### Set task
Report each line of the data that includes the word "icon".

### Supplied material

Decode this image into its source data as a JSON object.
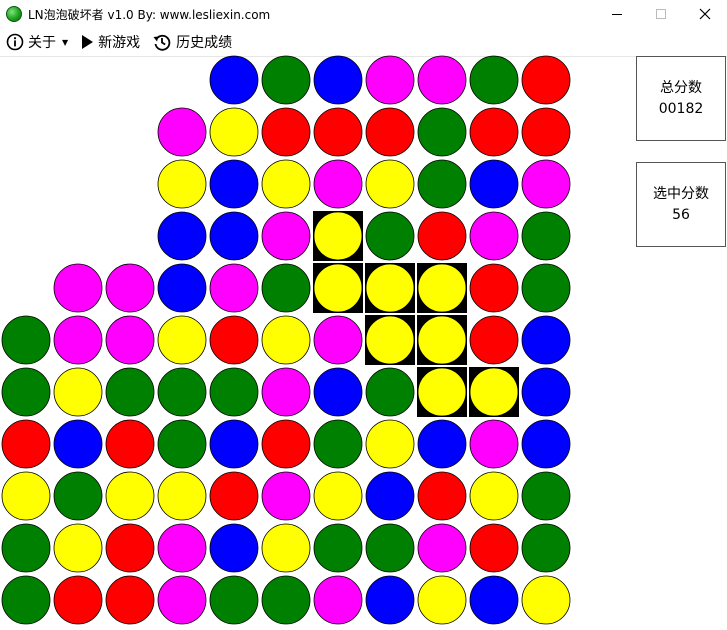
{
  "window": {
    "title": "LN泡泡破坏者 v1.0   By: www.lesliexin.com",
    "controls": [
      "minimize",
      "maximize",
      "close"
    ]
  },
  "toolbar": {
    "about_label": "关于",
    "about_icon": "info-icon",
    "new_game_label": "新游戏",
    "new_game_icon": "play-icon",
    "history_label": "历史成绩",
    "history_icon": "history-icon"
  },
  "scores": {
    "total_label": "总分数",
    "total_value": "00182",
    "selected_label": "选中分数",
    "selected_value": "56"
  },
  "colors": {
    "R": "#ff0000",
    "G": "#008000",
    "B": "#0000ff",
    "M": "#ff00ff",
    "Y": "#ffff00",
    "selection_bg": "#000000",
    "bubble_outline": "#000000"
  },
  "board": {
    "columns": 11,
    "rows": 11,
    "cells": [
      [
        "",
        "",
        "",
        "",
        "B",
        "G",
        "B",
        "M",
        "M",
        "G",
        "R"
      ],
      [
        "",
        "",
        "",
        "M",
        "Y",
        "R",
        "R",
        "R",
        "G",
        "R",
        "R"
      ],
      [
        "",
        "",
        "",
        "Y",
        "B",
        "Y",
        "M",
        "Y",
        "G",
        "B",
        "M"
      ],
      [
        "",
        "",
        "",
        "B",
        "B",
        "M",
        "Y",
        "G",
        "R",
        "M",
        "G"
      ],
      [
        "",
        "M",
        "M",
        "B",
        "M",
        "G",
        "Y",
        "Y",
        "Y",
        "R",
        "G"
      ],
      [
        "G",
        "M",
        "M",
        "Y",
        "R",
        "Y",
        "M",
        "Y",
        "Y",
        "R",
        "B"
      ],
      [
        "G",
        "Y",
        "G",
        "G",
        "G",
        "M",
        "B",
        "G",
        "Y",
        "Y",
        "B"
      ],
      [
        "R",
        "B",
        "R",
        "G",
        "B",
        "R",
        "G",
        "Y",
        "B",
        "M",
        "B"
      ],
      [
        "Y",
        "G",
        "Y",
        "Y",
        "R",
        "M",
        "Y",
        "B",
        "R",
        "Y",
        "G"
      ],
      [
        "G",
        "Y",
        "R",
        "M",
        "B",
        "Y",
        "G",
        "G",
        "M",
        "R",
        "G"
      ],
      [
        "G",
        "R",
        "R",
        "M",
        "G",
        "G",
        "M",
        "B",
        "Y",
        "B",
        "Y"
      ]
    ],
    "selected": [
      [
        3,
        6
      ],
      [
        4,
        6
      ],
      [
        4,
        7
      ],
      [
        4,
        8
      ],
      [
        5,
        7
      ],
      [
        5,
        8
      ],
      [
        6,
        8
      ],
      [
        6,
        9
      ]
    ]
  }
}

### Finished task
    "about_icon": "info-icon",
    "new_game_icon": "play-icon",
    "history_icon": "history-icon"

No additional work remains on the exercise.